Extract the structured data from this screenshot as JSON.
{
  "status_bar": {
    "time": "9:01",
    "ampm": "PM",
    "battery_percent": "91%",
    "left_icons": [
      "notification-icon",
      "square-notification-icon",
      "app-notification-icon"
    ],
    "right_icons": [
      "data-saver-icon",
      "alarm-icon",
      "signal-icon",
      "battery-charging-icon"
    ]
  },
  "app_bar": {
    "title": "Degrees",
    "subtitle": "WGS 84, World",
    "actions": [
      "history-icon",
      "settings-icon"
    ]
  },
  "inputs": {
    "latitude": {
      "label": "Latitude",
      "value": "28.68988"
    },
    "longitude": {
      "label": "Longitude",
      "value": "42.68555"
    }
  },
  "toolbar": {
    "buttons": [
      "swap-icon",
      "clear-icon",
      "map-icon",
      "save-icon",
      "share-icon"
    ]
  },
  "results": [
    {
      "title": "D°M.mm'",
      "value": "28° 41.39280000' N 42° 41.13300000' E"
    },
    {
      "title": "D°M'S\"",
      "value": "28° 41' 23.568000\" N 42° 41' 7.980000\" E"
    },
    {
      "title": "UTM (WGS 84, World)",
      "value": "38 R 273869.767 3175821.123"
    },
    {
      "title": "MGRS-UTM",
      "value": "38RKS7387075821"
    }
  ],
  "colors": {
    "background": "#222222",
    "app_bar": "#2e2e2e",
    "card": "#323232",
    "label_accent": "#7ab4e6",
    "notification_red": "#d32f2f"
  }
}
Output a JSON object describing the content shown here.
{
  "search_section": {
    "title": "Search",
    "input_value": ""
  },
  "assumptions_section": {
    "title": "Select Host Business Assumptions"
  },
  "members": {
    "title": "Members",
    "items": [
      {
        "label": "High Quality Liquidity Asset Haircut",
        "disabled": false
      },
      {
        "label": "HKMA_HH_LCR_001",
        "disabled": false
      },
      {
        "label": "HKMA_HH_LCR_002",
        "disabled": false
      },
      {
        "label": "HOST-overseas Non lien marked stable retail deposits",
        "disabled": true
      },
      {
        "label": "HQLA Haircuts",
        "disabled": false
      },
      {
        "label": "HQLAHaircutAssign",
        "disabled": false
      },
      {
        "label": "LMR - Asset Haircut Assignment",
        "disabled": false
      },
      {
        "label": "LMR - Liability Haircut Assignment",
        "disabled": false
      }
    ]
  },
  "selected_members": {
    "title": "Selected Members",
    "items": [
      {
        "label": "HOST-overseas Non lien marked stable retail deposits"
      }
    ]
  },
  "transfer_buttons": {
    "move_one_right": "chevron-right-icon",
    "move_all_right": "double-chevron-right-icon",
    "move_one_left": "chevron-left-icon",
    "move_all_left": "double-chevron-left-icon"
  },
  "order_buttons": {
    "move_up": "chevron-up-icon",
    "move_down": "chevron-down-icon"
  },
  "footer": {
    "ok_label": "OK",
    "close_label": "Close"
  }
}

***

### DIRECTIONS FOR THIS TASK
From the entries, copy out each line containing the word "marked".

### TASK RESULT
        "label": "HOST-overseas Non lien marked stable retail deposits",
        "label": "HOST-overseas Non lien marked stable retail deposits"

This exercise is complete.